> **Task to complete**
Count every line that has the word "Calulation". Give the number, without anything more.

>> Start Materials provided

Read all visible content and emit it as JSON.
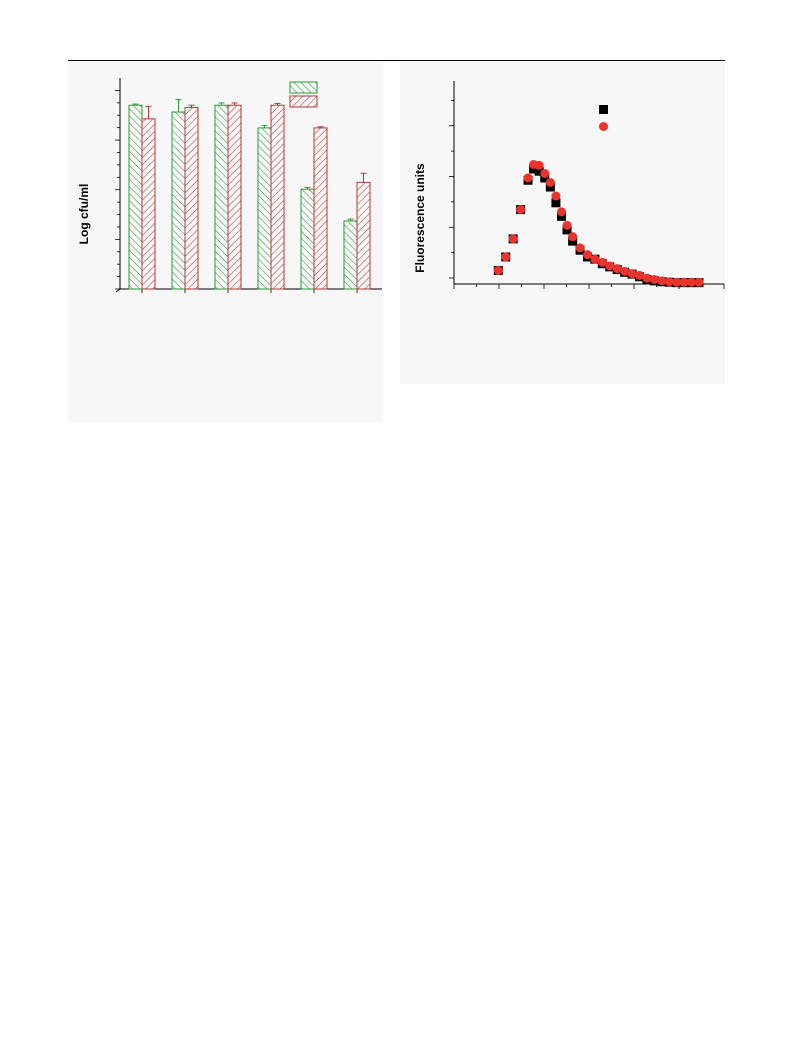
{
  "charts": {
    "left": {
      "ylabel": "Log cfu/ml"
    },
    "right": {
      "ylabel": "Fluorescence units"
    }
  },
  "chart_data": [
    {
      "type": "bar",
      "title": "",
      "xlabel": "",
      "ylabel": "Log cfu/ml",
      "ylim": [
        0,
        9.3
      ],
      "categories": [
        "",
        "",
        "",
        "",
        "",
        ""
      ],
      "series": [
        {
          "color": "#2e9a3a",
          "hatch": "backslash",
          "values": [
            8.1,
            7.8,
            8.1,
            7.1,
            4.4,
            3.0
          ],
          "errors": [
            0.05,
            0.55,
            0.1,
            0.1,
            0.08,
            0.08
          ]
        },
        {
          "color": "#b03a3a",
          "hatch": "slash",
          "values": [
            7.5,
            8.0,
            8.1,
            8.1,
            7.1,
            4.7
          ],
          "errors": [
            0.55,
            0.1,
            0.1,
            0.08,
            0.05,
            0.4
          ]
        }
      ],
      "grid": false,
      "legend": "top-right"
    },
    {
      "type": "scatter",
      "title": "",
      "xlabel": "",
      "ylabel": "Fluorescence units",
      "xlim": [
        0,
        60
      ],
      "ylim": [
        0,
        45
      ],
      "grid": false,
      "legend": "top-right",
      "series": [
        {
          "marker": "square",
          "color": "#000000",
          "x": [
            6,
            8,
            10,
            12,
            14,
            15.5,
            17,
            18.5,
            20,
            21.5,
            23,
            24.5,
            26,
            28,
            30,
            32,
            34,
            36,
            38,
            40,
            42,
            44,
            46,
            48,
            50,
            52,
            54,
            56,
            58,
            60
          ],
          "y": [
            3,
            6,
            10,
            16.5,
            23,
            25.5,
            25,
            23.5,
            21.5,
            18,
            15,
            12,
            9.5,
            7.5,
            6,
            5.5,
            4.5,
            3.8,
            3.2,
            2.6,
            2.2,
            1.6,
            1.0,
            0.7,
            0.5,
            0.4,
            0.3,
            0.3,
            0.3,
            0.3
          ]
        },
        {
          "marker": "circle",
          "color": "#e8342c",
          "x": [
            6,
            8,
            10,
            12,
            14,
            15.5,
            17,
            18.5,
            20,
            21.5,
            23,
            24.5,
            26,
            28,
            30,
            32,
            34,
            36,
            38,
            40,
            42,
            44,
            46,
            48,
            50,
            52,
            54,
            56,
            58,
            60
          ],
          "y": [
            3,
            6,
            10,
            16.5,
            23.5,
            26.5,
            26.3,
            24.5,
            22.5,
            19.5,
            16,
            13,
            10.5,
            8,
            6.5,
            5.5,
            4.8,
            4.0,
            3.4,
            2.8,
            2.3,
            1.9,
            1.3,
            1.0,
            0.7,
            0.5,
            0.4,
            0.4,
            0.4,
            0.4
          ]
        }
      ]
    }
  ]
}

>> End Materials provided
>> Start Materials provided

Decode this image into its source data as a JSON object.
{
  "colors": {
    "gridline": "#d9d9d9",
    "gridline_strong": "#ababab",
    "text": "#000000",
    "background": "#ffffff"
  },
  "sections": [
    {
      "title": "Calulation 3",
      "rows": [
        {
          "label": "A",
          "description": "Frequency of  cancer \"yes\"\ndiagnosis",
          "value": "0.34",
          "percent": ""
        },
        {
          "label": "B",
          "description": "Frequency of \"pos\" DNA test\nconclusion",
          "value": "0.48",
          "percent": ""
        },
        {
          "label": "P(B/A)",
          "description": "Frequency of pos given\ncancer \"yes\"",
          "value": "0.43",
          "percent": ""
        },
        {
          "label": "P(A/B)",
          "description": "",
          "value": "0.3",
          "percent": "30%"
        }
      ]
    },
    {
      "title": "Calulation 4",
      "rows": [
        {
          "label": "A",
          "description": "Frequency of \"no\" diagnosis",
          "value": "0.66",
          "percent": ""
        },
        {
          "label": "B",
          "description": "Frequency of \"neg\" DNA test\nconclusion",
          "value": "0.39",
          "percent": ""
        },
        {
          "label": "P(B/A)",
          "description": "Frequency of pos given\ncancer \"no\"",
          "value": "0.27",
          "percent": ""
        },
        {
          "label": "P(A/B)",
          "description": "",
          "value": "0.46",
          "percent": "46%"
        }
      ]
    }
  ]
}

>> End Materials provided

> **Solution to the exercise**
2